- _AIM_
Transcribe all the records with complete accuracy.

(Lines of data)
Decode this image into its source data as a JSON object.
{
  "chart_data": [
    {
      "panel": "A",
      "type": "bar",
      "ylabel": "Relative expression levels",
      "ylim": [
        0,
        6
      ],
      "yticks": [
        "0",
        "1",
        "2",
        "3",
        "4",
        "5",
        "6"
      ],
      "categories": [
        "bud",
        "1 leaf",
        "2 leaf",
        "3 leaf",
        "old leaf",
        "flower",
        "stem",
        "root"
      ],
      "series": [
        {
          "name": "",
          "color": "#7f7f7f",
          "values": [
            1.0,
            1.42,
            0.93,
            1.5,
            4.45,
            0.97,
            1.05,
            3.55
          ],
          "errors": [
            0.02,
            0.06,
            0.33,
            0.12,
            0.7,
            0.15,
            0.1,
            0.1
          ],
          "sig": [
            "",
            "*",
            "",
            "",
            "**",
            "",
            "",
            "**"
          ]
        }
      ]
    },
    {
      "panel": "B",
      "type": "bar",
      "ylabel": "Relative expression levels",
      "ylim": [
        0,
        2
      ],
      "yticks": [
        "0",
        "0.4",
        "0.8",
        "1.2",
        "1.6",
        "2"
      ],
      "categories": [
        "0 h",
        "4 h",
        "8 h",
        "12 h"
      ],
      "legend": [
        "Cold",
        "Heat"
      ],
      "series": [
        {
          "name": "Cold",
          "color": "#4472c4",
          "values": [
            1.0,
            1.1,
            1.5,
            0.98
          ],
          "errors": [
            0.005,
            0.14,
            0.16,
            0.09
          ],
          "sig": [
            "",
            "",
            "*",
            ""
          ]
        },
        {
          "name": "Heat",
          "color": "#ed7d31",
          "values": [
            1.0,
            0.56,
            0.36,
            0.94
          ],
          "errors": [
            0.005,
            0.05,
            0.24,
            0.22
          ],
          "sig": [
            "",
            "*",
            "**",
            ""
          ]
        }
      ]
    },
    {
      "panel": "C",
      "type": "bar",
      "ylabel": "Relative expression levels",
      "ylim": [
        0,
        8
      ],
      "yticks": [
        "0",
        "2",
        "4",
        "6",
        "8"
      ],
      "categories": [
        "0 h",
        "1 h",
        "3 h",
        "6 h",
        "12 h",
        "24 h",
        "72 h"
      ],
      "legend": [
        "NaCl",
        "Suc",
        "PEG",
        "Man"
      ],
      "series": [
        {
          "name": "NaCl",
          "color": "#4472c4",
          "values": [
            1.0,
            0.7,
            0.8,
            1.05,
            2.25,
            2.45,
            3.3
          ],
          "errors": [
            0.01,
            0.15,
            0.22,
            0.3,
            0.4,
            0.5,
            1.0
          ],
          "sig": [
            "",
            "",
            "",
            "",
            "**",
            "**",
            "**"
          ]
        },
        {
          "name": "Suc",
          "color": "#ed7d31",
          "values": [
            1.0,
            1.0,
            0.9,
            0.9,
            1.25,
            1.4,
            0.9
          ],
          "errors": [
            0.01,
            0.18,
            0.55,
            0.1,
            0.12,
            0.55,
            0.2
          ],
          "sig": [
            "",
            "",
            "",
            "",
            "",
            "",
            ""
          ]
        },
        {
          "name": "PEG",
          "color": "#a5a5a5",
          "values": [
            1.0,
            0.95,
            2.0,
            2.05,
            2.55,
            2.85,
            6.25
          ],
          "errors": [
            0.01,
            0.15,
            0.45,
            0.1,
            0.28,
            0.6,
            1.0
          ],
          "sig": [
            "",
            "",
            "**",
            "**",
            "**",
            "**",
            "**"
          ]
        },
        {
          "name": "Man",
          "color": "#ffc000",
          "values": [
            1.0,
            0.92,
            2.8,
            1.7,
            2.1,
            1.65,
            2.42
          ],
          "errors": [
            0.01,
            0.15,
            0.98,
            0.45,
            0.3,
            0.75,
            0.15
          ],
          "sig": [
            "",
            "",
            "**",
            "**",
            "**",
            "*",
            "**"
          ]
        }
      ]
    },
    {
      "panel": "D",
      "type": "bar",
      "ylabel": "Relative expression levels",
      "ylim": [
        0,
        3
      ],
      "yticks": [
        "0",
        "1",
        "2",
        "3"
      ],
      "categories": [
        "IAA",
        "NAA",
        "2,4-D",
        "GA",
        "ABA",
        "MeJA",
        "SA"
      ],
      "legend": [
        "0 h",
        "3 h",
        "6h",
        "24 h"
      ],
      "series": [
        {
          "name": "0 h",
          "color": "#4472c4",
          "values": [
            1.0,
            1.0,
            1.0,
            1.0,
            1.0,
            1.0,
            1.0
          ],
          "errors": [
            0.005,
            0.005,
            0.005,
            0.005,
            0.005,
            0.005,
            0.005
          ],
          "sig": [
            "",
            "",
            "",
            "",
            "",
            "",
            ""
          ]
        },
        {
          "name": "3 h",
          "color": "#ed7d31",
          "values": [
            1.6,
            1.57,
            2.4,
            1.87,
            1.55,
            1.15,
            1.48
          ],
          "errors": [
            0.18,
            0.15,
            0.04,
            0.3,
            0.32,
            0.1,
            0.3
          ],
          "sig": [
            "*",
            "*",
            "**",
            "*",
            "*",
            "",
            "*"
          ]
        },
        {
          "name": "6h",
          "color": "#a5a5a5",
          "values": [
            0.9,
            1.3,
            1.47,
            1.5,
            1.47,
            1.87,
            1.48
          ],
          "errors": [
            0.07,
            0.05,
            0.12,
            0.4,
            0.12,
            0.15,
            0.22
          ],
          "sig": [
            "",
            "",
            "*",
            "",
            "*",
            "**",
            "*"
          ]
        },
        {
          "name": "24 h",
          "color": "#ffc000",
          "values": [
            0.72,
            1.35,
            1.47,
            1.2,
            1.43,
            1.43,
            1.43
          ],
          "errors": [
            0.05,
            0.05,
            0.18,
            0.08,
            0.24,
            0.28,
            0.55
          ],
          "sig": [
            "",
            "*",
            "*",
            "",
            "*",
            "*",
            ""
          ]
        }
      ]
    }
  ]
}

- _WORKED ANSWER_
Decode this image into its source data as a JSON object.
{
  "chart_data": [
    {
      "panel": "A",
      "type": "bar",
      "ylabel": "Relative expression levels",
      "ylim": [
        0,
        6
      ],
      "yticks": [
        "0",
        "1",
        "2",
        "3",
        "4",
        "5",
        "6"
      ],
      "categories": [
        "bud",
        "1 leaf",
        "2 leaf",
        "3 leaf",
        "old leaf",
        "flower",
        "stem",
        "root"
      ],
      "series": [
        {
          "name": "",
          "color": "#7f7f7f",
          "values": [
            1.0,
            1.42,
            0.93,
            1.5,
            4.45,
            0.97,
            1.05,
            3.55
          ],
          "errors": [
            0.02,
            0.06,
            0.33,
            0.12,
            0.7,
            0.15,
            0.1,
            0.1
          ],
          "sig": [
            "",
            "*",
            "",
            "",
            "**",
            "",
            "",
            "**"
          ]
        }
      ]
    },
    {
      "panel": "B",
      "type": "bar",
      "ylabel": "Relative expression levels",
      "ylim": [
        0,
        2
      ],
      "yticks": [
        "0",
        "0.4",
        "0.8",
        "1.2",
        "1.6",
        "2"
      ],
      "categories": [
        "0 h",
        "4 h",
        "8 h",
        "12 h"
      ],
      "legend": [
        "Cold",
        "Heat"
      ],
      "series": [
        {
          "name": "Cold",
          "color": "#4472c4",
          "values": [
            1.0,
            1.1,
            1.5,
            0.98
          ],
          "errors": [
            0.005,
            0.14,
            0.16,
            0.09
          ],
          "sig": [
            "",
            "",
            "*",
            ""
          ]
        },
        {
          "name": "Heat",
          "color": "#ed7d31",
          "values": [
            1.0,
            0.56,
            0.36,
            0.94
          ],
          "errors": [
            0.005,
            0.05,
            0.24,
            0.22
          ],
          "sig": [
            "",
            "*",
            "**",
            ""
          ]
        }
      ]
    },
    {
      "panel": "C",
      "type": "bar",
      "ylabel": "Relative expression levels",
      "ylim": [
        0,
        8
      ],
      "yticks": [
        "0",
        "2",
        "4",
        "6",
        "8"
      ],
      "categories": [
        "0 h",
        "1 h",
        "3 h",
        "6 h",
        "12 h",
        "24 h",
        "72 h"
      ],
      "legend": [
        "NaCl",
        "Suc",
        "PEG",
        "Man"
      ],
      "series": [
        {
          "name": "NaCl",
          "color": "#4472c4",
          "values": [
            1.0,
            0.7,
            0.8,
            1.05,
            2.25,
            2.45,
            3.3
          ],
          "errors": [
            0.01,
            0.15,
            0.22,
            0.3,
            0.4,
            0.5,
            1.0
          ],
          "sig": [
            "",
            "",
            "",
            "",
            "**",
            "**",
            "**"
          ]
        },
        {
          "name": "Suc",
          "color": "#ed7d31",
          "values": [
            1.0,
            1.0,
            0.9,
            0.9,
            1.25,
            1.4,
            0.9
          ],
          "errors": [
            0.01,
            0.18,
            0.55,
            0.1,
            0.12,
            0.55,
            0.2
          ],
          "sig": [
            "",
            "",
            "",
            "",
            "",
            "",
            ""
          ]
        },
        {
          "name": "PEG",
          "color": "#a5a5a5",
          "values": [
            1.0,
            0.95,
            2.0,
            2.05,
            2.55,
            2.85,
            6.25
          ],
          "errors": [
            0.01,
            0.15,
            0.45,
            0.1,
            0.28,
            0.6,
            1.0
          ],
          "sig": [
            "",
            "",
            "**",
            "**",
            "**",
            "**",
            "**"
          ]
        },
        {
          "name": "Man",
          "color": "#ffc000",
          "values": [
            1.0,
            0.92,
            2.8,
            1.7,
            2.1,
            1.65,
            2.42
          ],
          "errors": [
            0.01,
            0.15,
            0.98,
            0.45,
            0.3,
            0.75,
            0.15
          ],
          "sig": [
            "",
            "",
            "**",
            "**",
            "**",
            "*",
            "**"
          ]
        }
      ]
    },
    {
      "panel": "D",
      "type": "bar",
      "ylabel": "Relative expression levels",
      "ylim": [
        0,
        3
      ],
      "yticks": [
        "0",
        "1",
        "2",
        "3"
      ],
      "categories": [
        "IAA",
        "NAA",
        "2,4-D",
        "GA",
        "ABA",
        "MeJA",
        "SA"
      ],
      "legend": [
        "0 h",
        "3 h",
        "6h",
        "24 h"
      ],
      "series": [
        {
          "name": "0 h",
          "color": "#4472c4",
          "values": [
            1.0,
            1.0,
            1.0,
            1.0,
            1.0,
            1.0,
            1.0
          ],
          "errors": [
            0.005,
            0.005,
            0.005,
            0.005,
            0.005,
            0.005,
            0.005
          ],
          "sig": [
            "",
            "",
            "",
            "",
            "",
            "",
            ""
          ]
        },
        {
          "name": "3 h",
          "color": "#ed7d31",
          "values": [
            1.6,
            1.57,
            2.4,
            1.87,
            1.55,
            1.15,
            1.48
          ],
          "errors": [
            0.18,
            0.15,
            0.04,
            0.3,
            0.32,
            0.1,
            0.3
          ],
          "sig": [
            "*",
            "*",
            "**",
            "*",
            "*",
            "",
            "*"
          ]
        },
        {
          "name": "6h",
          "color": "#a5a5a5",
          "values": [
            0.9,
            1.3,
            1.47,
            1.5,
            1.47,
            1.87,
            1.48
          ],
          "errors": [
            0.07,
            0.05,
            0.12,
            0.4,
            0.12,
            0.15,
            0.22
          ],
          "sig": [
            "",
            "",
            "*",
            "",
            "*",
            "**",
            "*"
          ]
        },
        {
          "name": "24 h",
          "color": "#ffc000",
          "values": [
            0.72,
            1.35,
            1.47,
            1.2,
            1.43,
            1.43,
            1.43
          ],
          "errors": [
            0.05,
            0.05,
            0.18,
            0.08,
            0.24,
            0.28,
            0.55
          ],
          "sig": [
            "",
            "*",
            "*",
            "",
            "*",
            "*",
            ""
          ]
        }
      ]
    }
  ]
}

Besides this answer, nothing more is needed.